— start Dataset extract —

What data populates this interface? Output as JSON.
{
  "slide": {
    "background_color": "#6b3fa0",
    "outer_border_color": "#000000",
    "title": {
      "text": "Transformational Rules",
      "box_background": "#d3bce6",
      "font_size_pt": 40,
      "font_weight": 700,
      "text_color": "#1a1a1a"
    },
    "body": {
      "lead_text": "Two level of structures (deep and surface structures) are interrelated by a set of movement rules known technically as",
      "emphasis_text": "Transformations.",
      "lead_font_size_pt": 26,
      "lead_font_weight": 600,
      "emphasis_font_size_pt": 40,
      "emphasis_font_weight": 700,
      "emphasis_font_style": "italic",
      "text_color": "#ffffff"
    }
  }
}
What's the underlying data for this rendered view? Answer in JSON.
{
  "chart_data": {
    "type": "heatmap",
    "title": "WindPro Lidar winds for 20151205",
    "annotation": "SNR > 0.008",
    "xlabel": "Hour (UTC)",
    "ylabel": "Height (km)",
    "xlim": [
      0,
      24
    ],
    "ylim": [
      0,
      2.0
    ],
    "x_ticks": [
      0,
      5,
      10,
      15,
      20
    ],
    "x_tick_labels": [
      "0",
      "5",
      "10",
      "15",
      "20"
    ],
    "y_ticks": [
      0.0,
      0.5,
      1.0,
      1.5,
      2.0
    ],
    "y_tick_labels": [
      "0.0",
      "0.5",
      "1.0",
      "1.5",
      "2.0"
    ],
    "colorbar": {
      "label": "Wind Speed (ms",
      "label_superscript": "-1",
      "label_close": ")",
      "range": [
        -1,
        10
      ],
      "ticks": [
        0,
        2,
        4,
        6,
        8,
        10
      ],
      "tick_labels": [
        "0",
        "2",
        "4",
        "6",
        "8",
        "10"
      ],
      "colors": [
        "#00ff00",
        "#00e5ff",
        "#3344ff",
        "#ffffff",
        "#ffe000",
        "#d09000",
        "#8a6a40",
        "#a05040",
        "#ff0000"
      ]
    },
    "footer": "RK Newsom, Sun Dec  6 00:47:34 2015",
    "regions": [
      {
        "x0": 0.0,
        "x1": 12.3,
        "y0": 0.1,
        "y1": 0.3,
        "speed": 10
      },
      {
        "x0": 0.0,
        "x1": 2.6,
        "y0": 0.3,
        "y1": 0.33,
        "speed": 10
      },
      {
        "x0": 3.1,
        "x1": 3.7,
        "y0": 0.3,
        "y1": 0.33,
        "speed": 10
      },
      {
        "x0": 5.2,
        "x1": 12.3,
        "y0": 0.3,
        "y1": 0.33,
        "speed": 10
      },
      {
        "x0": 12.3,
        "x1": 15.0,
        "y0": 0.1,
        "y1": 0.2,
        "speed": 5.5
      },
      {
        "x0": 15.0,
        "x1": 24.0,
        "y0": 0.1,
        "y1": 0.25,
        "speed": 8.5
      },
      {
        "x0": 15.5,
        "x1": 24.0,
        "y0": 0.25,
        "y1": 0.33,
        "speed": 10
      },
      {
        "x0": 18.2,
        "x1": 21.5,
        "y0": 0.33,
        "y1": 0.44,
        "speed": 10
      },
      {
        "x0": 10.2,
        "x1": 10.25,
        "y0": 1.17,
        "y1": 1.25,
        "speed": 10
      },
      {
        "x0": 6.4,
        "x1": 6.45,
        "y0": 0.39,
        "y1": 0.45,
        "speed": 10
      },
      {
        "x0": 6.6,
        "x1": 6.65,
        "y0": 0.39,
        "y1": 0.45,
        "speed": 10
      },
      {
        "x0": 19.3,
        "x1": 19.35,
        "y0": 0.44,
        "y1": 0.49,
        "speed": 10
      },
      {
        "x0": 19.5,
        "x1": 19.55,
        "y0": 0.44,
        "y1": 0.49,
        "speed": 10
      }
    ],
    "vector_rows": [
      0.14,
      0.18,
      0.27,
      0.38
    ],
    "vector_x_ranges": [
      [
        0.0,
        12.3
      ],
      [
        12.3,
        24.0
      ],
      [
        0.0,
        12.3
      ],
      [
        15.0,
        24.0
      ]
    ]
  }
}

— end Dataset extract —

• Task statement:
Transcribe every entry exactly, omitting nothing.

• Solution for this problem:
What data populates this interface? Output as JSON.
{
  "slide": {
    "background_color": "#6b3fa0",
    "outer_border_color": "#000000",
    "title": {
      "text": "Transformational Rules",
      "box_background": "#d3bce6",
      "font_size_pt": 40,
      "font_weight": 700,
      "text_color": "#1a1a1a"
    },
    "body": {
      "lead_text": "Two level of structures (deep and surface structures) are interrelated by a set of movement rules known technically as",
      "emphasis_text": "Transformations.",
      "lead_font_size_pt": 26,
      "lead_font_weight": 600,
      "emphasis_font_size_pt": 40,
      "emphasis_font_weight": 700,
      "emphasis_font_style": "italic",
      "text_color": "#ffffff"
    }
  }
}
What's the underlying data for this rendered view? Answer in JSON.
{
  "chart_data": {
    "type": "heatmap",
    "title": "WindPro Lidar winds for 20151205",
    "annotation": "SNR > 0.008",
    "xlabel": "Hour (UTC)",
    "ylabel": "Height (km)",
    "xlim": [
      0,
      24
    ],
    "ylim": [
      0,
      2.0
    ],
    "x_ticks": [
      0,
      5,
      10,
      15,
      20
    ],
    "x_tick_labels": [
      "0",
      "5",
      "10",
      "15",
      "20"
    ],
    "y_ticks": [
      0.0,
      0.5,
      1.0,
      1.5,
      2.0
    ],
    "y_tick_labels": [
      "0.0",
      "0.5",
      "1.0",
      "1.5",
      "2.0"
    ],
    "colorbar": {
      "label": "Wind Speed (ms",
      "label_superscript": "-1",
      "label_close": ")",
      "range": [
        -1,
        10
      ],
      "ticks": [
        0,
        2,
        4,
        6,
        8,
        10
      ],
      "tick_labels": [
        "0",
        "2",
        "4",
        "6",
        "8",
        "10"
      ],
      "colors": [
        "#00ff00",
        "#00e5ff",
        "#3344ff",
        "#ffffff",
        "#ffe000",
        "#d09000",
        "#8a6a40",
        "#a05040",
        "#ff0000"
      ]
    },
    "footer": "RK Newsom, Sun Dec  6 00:47:34 2015",
    "regions": [
      {
        "x0": 0.0,
        "x1": 12.3,
        "y0": 0.1,
        "y1": 0.3,
        "speed": 10
      },
      {
        "x0": 0.0,
        "x1": 2.6,
        "y0": 0.3,
        "y1": 0.33,
        "speed": 10
      },
      {
        "x0": 3.1,
        "x1": 3.7,
        "y0": 0.3,
        "y1": 0.33,
        "speed": 10
      },
      {
        "x0": 5.2,
        "x1": 12.3,
        "y0": 0.3,
        "y1": 0.33,
        "speed": 10
      },
      {
        "x0": 12.3,
        "x1": 15.0,
        "y0": 0.1,
        "y1": 0.2,
        "speed": 5.5
      },
      {
        "x0": 15.0,
        "x1": 24.0,
        "y0": 0.1,
        "y1": 0.25,
        "speed": 8.5
      },
      {
        "x0": 15.5,
        "x1": 24.0,
        "y0": 0.25,
        "y1": 0.33,
        "speed": 10
      },
      {
        "x0": 18.2,
        "x1": 21.5,
        "y0": 0.33,
        "y1": 0.44,
        "speed": 10
      },
      {
        "x0": 10.2,
        "x1": 10.25,
        "y0": 1.17,
        "y1": 1.25,
        "speed": 10
      },
      {
        "x0": 6.4,
        "x1": 6.45,
        "y0": 0.39,
        "y1": 0.45,
        "speed": 10
      },
      {
        "x0": 6.6,
        "x1": 6.65,
        "y0": 0.39,
        "y1": 0.45,
        "speed": 10
      },
      {
        "x0": 19.3,
        "x1": 19.35,
        "y0": 0.44,
        "y1": 0.49,
        "speed": 10
      },
      {
        "x0": 19.5,
        "x1": 19.55,
        "y0": 0.44,
        "y1": 0.49,
        "speed": 10
      }
    ],
    "vector_rows": [
      0.14,
      0.18,
      0.27,
      0.38
    ],
    "vector_x_ranges": [
      [
        0.0,
        12.3
      ],
      [
        12.3,
        24.0
      ],
      [
        0.0,
        12.3
      ],
      [
        15.0,
        24.0
      ]
    ]
  }
}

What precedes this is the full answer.